• Input records
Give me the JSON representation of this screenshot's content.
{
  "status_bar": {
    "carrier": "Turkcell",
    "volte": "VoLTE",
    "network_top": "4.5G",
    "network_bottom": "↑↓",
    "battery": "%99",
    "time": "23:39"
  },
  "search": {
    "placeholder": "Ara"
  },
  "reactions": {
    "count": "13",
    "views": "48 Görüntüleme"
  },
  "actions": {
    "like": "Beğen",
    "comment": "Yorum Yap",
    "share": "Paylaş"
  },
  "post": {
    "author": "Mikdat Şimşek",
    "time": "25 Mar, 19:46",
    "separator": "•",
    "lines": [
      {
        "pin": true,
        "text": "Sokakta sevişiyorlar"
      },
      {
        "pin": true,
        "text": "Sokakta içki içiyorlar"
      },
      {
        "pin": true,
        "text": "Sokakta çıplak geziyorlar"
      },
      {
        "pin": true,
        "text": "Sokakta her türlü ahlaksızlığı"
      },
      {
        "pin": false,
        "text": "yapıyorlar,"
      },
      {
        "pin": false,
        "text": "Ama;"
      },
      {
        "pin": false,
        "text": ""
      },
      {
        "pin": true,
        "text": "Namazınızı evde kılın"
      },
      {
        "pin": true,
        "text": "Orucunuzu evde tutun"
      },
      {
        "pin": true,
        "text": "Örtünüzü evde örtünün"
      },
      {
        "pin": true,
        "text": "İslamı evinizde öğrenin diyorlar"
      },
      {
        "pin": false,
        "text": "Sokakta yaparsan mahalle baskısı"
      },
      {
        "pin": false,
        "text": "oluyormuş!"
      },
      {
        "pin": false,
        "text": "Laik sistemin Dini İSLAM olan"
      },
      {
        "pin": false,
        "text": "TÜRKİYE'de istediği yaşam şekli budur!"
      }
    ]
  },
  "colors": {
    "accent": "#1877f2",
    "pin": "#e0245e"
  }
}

• Set problem
Pull every line containing the word "Sokakta" out of the material.

• Solved exercise
        "text": "Sokakta sevişiyorlar"
        "text": "Sokakta içki içiyorlar"
        "text": "Sokakta çıplak geziyorlar"
        "text": "Sokakta her türlü ahlaksızlığı"
        "text": "Sokakta yaparsan mahalle baskısı"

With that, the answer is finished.